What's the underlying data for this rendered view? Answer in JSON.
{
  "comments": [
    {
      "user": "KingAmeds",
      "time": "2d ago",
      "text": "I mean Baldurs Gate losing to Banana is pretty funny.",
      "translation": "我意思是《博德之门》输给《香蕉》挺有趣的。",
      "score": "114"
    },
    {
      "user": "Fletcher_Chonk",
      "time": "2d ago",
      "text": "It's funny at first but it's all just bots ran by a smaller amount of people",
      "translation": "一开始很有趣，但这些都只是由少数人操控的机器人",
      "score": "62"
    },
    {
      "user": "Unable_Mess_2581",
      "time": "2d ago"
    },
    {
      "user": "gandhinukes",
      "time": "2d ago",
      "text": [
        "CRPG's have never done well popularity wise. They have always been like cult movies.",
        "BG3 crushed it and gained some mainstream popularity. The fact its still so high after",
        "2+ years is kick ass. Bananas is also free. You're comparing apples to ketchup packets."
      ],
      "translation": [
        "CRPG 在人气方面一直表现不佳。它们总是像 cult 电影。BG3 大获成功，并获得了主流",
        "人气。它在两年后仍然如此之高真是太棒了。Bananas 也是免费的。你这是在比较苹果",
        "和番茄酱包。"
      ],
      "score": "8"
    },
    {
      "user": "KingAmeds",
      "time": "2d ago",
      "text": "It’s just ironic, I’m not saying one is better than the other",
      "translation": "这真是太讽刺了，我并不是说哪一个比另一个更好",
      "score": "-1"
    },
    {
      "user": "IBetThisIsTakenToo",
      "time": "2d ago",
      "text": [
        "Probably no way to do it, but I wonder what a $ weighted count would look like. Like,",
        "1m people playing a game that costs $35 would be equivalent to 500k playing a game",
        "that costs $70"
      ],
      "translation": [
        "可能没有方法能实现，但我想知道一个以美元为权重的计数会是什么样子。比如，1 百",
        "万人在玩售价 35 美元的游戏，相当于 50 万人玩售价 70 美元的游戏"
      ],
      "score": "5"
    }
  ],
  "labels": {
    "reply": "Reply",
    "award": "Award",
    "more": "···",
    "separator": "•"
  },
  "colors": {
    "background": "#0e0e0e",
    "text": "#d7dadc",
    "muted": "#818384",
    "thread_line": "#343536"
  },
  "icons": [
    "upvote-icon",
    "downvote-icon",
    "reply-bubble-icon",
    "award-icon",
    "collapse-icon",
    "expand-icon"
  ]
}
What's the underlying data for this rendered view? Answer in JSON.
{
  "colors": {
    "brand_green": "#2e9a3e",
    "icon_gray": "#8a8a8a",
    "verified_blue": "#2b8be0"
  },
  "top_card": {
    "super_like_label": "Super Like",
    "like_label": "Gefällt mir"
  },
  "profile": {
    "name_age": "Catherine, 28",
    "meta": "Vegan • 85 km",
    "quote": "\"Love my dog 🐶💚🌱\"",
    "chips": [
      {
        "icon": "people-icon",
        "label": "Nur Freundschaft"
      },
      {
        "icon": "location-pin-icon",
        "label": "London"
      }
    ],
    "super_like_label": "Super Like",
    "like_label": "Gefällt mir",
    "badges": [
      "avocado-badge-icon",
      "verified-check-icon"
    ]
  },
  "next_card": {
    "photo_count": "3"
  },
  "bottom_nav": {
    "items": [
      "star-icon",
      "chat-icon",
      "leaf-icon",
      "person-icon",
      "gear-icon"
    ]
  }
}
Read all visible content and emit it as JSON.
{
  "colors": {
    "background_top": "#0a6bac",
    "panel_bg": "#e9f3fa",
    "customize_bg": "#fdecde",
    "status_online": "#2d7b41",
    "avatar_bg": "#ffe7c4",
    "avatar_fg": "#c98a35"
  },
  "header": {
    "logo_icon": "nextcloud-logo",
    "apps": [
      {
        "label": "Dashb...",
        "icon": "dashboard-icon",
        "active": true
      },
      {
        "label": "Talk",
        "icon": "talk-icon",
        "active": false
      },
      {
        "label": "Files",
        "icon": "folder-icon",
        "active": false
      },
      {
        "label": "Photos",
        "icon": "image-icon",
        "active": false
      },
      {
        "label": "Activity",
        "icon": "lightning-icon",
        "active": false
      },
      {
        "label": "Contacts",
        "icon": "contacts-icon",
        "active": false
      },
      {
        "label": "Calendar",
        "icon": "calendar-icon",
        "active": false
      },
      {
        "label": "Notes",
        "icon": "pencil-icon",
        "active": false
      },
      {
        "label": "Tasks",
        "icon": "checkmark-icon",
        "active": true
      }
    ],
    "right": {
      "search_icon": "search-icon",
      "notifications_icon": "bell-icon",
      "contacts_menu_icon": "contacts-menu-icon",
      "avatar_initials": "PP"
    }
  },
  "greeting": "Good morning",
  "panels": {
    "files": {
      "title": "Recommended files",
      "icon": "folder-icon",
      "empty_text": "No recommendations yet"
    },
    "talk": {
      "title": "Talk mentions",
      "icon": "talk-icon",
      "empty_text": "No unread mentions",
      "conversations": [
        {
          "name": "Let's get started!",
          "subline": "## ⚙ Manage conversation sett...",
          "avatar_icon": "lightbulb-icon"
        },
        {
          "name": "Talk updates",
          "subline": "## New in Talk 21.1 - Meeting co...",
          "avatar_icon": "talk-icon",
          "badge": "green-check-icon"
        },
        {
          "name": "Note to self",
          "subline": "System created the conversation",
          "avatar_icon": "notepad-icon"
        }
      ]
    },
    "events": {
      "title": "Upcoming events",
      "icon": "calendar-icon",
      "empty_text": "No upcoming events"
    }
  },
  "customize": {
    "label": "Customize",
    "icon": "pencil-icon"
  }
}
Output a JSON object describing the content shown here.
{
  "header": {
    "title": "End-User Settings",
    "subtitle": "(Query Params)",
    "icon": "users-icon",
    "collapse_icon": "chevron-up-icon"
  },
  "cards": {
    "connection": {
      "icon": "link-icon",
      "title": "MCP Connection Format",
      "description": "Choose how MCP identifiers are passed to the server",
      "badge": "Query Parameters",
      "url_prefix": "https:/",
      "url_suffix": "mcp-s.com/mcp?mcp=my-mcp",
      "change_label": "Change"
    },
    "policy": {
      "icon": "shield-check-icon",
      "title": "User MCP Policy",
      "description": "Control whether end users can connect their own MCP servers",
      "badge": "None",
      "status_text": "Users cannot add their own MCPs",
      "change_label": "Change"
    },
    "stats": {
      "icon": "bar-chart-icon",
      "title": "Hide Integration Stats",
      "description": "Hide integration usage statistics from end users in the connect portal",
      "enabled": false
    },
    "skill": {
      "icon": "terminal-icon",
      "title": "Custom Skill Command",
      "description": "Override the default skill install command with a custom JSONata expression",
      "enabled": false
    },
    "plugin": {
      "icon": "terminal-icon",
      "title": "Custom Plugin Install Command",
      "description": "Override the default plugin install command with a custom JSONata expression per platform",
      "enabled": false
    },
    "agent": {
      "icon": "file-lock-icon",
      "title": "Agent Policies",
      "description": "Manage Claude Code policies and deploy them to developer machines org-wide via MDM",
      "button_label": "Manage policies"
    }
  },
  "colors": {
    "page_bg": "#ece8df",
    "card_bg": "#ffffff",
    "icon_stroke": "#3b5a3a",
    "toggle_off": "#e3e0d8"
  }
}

- - - - -

Extract each line from the entries above that contains the string "people".

      "text": "It's funny at first but it's all just bots ran by a smaller amount of people",
        "1m people playing a game that costs $35 would be equivalent to 500k playing a game",
        "icon": "people-icon",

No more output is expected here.